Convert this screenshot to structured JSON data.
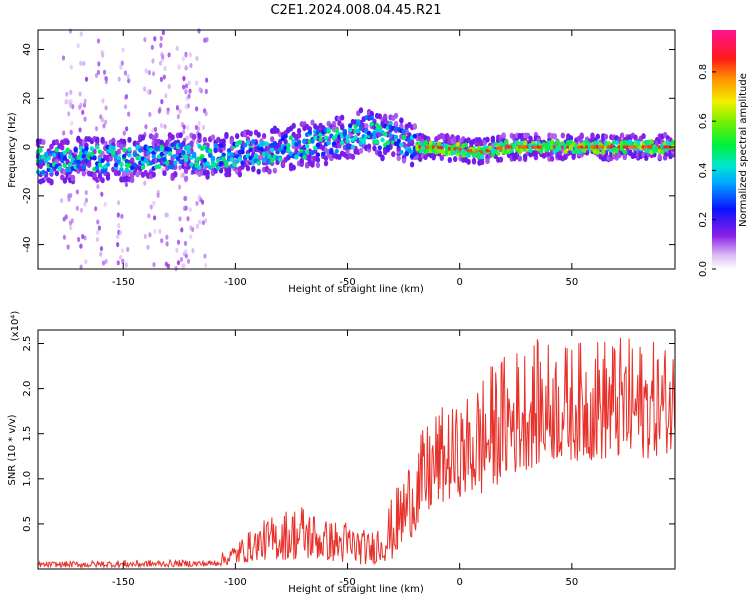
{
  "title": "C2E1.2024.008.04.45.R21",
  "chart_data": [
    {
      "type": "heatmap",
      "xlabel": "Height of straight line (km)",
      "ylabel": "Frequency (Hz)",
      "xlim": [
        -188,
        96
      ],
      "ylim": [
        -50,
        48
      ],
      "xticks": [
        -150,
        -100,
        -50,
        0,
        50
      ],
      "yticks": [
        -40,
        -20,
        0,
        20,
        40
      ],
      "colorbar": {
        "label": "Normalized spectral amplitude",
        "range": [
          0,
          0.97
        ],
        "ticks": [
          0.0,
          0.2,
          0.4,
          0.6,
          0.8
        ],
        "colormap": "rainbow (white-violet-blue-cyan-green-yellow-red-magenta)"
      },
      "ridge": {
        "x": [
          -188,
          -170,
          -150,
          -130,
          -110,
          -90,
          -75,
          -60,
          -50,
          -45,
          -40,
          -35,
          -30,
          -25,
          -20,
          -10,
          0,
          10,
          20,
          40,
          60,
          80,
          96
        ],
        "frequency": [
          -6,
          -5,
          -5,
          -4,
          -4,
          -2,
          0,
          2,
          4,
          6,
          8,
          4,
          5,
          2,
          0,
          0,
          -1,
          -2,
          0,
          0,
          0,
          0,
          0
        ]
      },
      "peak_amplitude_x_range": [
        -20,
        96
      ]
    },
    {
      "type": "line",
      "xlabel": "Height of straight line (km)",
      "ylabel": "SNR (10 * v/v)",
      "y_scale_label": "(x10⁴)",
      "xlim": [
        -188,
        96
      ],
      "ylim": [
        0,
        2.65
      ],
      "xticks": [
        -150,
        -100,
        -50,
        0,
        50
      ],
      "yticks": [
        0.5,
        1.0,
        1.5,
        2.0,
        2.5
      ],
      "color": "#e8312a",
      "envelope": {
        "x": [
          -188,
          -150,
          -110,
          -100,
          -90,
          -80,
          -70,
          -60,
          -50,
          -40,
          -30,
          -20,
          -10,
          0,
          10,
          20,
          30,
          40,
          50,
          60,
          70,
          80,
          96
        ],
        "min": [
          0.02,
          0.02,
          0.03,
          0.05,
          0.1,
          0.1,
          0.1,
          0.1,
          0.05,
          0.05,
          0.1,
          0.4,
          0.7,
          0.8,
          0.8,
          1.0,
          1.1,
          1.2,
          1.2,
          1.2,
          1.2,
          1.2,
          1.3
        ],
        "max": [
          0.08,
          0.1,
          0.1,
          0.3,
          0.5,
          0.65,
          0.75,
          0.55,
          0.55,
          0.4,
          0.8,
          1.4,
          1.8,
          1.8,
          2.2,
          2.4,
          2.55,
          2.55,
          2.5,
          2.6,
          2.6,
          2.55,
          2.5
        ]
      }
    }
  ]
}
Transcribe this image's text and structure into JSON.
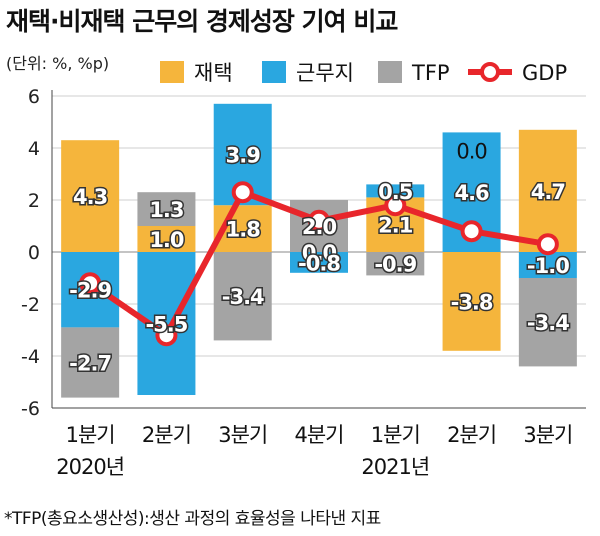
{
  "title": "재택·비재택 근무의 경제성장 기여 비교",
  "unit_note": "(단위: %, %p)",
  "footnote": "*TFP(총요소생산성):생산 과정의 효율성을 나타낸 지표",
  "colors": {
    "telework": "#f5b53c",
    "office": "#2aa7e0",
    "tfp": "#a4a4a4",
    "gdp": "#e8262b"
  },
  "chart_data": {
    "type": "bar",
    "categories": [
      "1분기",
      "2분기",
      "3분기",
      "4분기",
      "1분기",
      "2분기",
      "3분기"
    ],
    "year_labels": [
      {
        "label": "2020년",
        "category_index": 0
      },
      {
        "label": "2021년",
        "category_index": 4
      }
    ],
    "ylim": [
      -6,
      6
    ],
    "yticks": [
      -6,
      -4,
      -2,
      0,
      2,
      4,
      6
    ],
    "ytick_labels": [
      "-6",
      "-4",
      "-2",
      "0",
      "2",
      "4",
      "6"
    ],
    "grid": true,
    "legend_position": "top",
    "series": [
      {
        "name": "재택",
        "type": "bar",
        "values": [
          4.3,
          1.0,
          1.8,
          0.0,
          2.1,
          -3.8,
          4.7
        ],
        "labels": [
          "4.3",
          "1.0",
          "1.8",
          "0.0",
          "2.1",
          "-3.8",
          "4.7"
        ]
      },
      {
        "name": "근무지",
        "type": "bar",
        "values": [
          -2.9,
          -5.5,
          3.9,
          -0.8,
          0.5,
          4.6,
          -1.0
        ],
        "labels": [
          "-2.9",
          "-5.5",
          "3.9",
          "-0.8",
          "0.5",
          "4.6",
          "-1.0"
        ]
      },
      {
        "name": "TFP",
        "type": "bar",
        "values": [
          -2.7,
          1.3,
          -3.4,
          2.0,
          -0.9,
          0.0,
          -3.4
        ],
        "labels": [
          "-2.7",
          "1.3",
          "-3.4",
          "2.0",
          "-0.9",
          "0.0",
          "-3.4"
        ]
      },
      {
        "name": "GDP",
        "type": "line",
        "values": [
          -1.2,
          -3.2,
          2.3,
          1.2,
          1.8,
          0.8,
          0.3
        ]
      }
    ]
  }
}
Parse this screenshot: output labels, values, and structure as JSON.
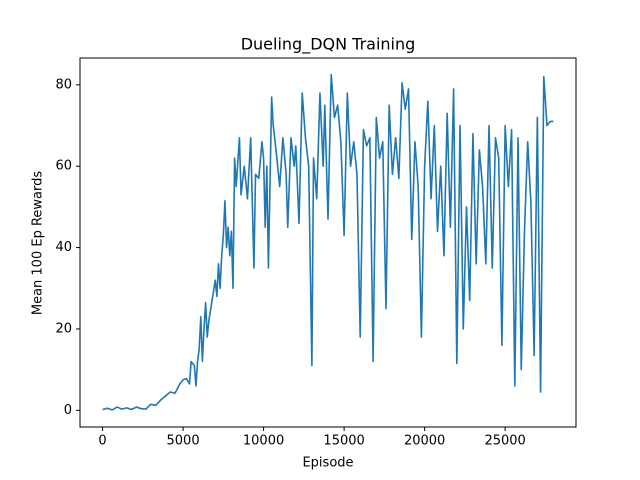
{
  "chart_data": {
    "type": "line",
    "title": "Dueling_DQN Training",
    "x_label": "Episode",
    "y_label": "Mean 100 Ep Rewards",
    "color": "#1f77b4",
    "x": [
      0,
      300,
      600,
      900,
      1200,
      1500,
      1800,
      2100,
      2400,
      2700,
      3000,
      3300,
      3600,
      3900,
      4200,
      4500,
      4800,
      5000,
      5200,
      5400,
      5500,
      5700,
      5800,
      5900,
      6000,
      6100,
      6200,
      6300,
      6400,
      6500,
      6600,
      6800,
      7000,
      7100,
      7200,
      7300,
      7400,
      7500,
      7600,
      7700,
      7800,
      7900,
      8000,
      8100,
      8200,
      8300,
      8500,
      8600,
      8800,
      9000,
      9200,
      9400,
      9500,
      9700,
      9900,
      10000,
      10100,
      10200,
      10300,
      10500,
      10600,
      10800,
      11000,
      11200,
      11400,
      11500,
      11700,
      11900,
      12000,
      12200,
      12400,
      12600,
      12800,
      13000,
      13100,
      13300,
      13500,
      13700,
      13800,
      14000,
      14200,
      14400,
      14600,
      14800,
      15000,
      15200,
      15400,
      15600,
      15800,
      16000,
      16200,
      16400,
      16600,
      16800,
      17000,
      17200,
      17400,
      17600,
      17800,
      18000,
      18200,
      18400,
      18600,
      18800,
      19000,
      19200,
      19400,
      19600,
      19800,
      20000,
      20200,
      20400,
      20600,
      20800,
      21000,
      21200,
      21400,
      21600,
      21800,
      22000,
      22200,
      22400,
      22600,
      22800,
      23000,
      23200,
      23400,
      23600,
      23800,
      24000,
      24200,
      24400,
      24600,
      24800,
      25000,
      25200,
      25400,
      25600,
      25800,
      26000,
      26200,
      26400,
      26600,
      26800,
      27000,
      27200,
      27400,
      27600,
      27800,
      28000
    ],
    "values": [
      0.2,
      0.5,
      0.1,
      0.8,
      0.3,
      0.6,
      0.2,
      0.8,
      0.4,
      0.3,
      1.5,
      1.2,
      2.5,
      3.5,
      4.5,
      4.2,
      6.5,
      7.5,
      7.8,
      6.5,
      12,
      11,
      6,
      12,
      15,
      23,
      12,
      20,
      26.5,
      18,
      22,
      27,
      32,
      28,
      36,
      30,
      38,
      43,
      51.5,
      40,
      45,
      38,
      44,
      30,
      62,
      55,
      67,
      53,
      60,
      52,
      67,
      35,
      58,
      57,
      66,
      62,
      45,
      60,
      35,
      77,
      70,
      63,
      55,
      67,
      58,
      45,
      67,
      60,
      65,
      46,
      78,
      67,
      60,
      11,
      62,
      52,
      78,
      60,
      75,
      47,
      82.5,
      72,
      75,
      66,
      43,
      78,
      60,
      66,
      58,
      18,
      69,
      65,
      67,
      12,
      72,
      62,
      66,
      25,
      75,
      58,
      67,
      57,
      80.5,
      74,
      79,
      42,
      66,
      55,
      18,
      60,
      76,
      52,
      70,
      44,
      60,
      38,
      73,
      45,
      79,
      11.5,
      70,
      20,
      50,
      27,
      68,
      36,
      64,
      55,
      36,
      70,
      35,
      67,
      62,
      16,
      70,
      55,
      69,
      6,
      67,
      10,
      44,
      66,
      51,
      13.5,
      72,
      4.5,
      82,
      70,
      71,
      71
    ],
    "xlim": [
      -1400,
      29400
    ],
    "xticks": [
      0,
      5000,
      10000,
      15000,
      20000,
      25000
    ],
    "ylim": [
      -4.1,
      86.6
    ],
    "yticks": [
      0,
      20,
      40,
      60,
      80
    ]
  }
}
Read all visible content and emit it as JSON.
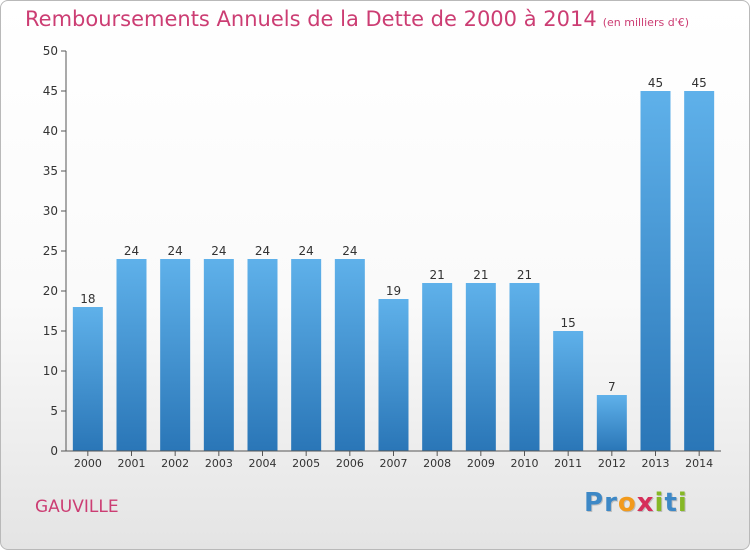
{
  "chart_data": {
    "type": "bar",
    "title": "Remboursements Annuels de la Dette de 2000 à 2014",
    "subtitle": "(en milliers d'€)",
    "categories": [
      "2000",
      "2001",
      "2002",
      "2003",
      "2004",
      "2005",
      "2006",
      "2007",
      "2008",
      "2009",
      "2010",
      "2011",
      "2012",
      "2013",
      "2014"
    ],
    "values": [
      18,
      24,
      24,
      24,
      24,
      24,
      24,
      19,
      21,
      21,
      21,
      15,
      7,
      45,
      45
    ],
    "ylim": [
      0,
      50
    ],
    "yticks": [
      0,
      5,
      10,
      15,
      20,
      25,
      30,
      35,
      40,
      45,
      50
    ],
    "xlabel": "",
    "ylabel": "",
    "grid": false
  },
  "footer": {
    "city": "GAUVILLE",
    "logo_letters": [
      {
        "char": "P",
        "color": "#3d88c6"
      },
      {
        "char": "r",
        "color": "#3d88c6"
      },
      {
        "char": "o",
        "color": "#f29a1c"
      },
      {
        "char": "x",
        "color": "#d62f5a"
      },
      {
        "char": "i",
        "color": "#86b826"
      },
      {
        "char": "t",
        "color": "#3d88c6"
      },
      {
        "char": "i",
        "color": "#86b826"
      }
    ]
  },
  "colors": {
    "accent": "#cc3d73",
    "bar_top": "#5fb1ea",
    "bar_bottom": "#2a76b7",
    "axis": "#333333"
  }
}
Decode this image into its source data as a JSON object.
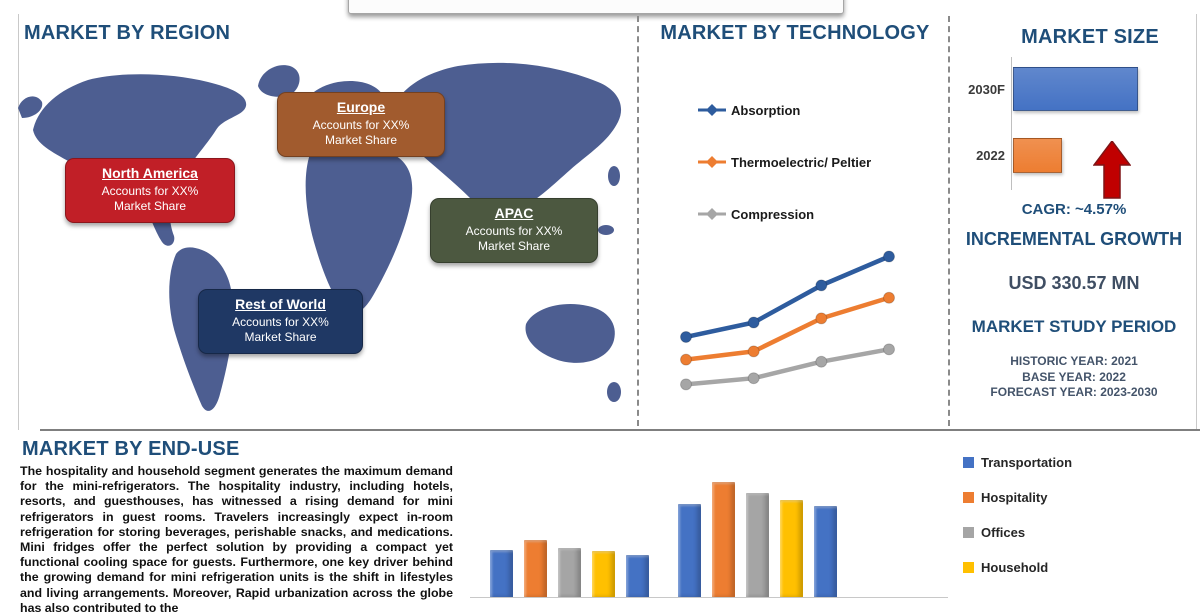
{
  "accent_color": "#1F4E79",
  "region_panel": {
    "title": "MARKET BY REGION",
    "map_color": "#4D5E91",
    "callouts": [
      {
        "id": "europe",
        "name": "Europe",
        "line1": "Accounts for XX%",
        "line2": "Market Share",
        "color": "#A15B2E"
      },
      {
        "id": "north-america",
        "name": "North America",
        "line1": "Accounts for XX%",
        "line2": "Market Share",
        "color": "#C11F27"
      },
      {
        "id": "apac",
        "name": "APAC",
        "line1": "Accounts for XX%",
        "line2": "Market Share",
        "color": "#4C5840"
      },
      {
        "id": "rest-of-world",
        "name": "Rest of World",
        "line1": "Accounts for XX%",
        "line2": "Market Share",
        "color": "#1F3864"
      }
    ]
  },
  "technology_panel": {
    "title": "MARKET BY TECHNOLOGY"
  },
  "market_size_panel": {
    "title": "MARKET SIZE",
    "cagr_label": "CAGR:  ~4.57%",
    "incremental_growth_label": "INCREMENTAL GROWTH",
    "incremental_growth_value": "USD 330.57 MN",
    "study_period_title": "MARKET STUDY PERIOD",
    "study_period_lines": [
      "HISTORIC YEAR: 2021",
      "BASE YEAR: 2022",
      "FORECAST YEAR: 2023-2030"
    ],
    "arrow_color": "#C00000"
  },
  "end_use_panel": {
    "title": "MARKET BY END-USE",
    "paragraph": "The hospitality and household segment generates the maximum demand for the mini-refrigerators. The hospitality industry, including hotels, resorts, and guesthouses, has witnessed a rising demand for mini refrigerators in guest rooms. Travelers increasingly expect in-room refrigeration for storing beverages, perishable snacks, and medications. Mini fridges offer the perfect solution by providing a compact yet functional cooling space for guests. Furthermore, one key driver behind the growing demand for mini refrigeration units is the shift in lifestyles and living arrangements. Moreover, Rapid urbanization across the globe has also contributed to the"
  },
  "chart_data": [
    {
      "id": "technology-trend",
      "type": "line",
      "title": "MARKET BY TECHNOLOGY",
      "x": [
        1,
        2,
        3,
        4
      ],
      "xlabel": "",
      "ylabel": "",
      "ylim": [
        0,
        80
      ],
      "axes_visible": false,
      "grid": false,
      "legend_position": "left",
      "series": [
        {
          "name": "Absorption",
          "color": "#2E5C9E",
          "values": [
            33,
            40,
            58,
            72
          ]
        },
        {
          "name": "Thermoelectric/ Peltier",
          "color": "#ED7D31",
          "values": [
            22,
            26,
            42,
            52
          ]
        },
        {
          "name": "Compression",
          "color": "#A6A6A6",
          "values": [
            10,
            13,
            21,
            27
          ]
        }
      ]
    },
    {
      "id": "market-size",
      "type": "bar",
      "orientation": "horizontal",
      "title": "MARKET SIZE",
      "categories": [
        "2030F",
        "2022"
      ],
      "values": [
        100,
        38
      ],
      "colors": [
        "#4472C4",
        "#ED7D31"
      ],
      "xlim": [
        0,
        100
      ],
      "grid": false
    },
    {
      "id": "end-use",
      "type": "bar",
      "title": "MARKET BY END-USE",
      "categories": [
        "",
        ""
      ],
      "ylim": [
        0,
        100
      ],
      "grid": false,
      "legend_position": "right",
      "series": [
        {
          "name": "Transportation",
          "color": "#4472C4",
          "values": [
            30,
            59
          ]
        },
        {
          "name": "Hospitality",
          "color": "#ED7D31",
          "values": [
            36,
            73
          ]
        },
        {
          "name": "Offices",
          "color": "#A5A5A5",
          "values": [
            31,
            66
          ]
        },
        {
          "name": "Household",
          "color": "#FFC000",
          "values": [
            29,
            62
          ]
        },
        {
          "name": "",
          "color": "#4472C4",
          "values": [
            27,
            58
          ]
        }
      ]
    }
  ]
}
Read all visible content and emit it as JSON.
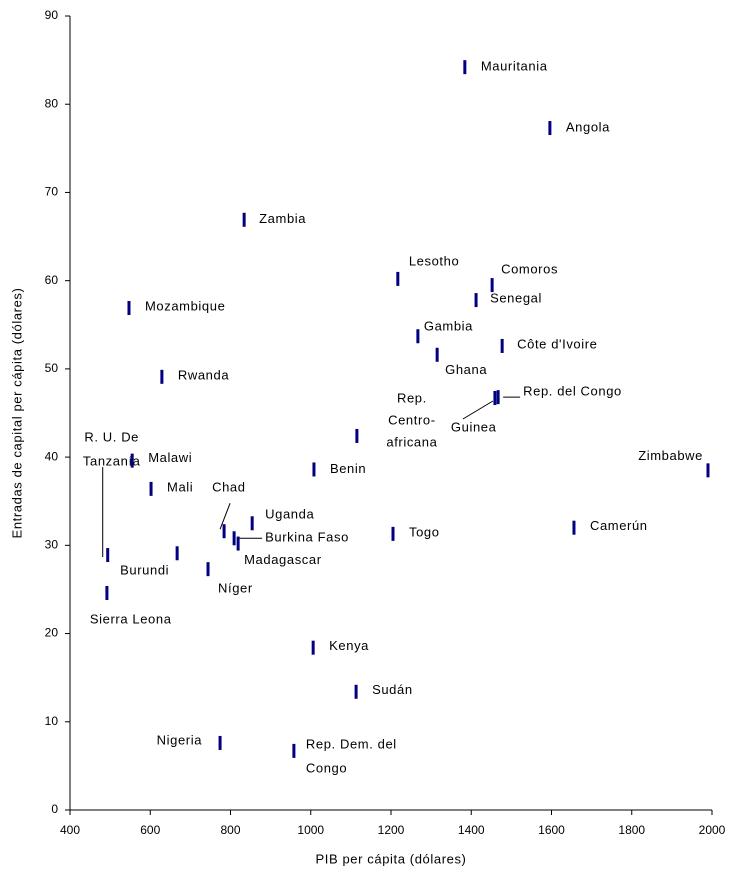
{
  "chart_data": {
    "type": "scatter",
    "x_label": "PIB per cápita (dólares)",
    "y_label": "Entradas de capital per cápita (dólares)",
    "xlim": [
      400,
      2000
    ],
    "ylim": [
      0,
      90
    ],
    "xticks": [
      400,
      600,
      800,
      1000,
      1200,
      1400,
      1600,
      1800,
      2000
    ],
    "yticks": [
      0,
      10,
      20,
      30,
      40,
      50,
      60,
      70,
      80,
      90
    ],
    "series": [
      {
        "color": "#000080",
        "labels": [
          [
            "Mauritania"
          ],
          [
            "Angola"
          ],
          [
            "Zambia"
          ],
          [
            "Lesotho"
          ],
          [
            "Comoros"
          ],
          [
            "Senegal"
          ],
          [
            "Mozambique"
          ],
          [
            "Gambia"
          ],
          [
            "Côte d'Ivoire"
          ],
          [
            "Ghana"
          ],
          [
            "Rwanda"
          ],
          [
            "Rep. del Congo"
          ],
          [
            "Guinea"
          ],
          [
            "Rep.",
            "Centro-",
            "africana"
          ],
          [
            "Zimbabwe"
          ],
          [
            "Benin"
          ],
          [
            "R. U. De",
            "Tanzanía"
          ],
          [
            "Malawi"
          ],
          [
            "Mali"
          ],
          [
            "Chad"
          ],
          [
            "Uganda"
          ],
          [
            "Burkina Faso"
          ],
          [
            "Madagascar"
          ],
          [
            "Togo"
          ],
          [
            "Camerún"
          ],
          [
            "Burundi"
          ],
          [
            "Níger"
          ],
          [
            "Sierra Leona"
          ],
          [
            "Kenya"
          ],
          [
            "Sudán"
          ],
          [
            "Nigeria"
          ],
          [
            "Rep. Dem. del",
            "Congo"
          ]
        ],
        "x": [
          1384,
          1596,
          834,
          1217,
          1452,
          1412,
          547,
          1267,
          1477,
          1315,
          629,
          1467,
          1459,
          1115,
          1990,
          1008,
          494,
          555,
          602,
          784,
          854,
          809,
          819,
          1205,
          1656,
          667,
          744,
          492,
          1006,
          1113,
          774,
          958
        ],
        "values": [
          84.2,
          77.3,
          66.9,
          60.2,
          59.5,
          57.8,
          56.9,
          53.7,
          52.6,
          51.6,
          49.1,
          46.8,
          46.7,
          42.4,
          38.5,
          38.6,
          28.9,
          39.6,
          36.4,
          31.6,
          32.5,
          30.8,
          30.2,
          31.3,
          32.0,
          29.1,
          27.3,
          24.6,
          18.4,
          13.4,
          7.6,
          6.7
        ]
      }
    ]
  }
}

━━━━━━━━━━

§ **What you will do**:
Scan the material above and determine how many lines include the word "this"; report only the number.

§ **Result of the task**:
4